[Element placement data]
## START
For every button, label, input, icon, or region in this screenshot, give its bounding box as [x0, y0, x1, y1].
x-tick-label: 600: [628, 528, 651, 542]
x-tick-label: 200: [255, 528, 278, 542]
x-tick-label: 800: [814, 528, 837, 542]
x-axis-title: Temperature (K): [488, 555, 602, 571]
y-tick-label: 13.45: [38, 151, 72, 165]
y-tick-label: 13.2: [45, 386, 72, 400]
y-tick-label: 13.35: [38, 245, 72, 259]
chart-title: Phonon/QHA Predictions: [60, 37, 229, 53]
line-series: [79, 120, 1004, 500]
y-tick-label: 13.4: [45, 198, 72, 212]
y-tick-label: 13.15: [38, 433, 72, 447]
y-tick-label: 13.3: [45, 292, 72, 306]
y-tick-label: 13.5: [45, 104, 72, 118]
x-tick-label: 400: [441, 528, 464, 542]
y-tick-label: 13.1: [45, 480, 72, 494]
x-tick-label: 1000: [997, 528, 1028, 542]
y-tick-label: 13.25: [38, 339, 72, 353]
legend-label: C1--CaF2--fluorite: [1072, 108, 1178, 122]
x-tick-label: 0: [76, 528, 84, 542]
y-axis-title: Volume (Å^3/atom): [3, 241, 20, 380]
## END
Please rename every "x-tick-label" in the lines above to "x-axis-tick" and keep everything else the same.

For every button, label, input, icon, or region in this screenshot, give its bounding box as [x0, y0, x1, y1].
x-axis-tick: 600: [628, 528, 651, 542]
x-axis-tick: 200: [255, 528, 278, 542]
x-axis-tick: 800: [814, 528, 837, 542]
x-axis-title: Temperature (K): [488, 555, 602, 571]
y-tick-label: 13.45: [38, 151, 72, 165]
y-tick-label: 13.2: [45, 386, 72, 400]
y-tick-label: 13.35: [38, 245, 72, 259]
chart-title: Phonon/QHA Predictions: [60, 37, 229, 53]
line-series: [79, 120, 1004, 500]
y-tick-label: 13.4: [45, 198, 72, 212]
y-tick-label: 13.15: [38, 433, 72, 447]
y-tick-label: 13.3: [45, 292, 72, 306]
y-tick-label: 13.5: [45, 104, 72, 118]
x-axis-tick: 400: [441, 528, 464, 542]
y-tick-label: 13.1: [45, 480, 72, 494]
x-axis-tick: 1000: [997, 528, 1028, 542]
y-tick-label: 13.25: [38, 339, 72, 353]
legend-label: C1--CaF2--fluorite: [1072, 108, 1178, 122]
x-axis-tick: 0: [76, 528, 84, 542]
y-axis-title: Volume (Å^3/atom): [3, 241, 20, 380]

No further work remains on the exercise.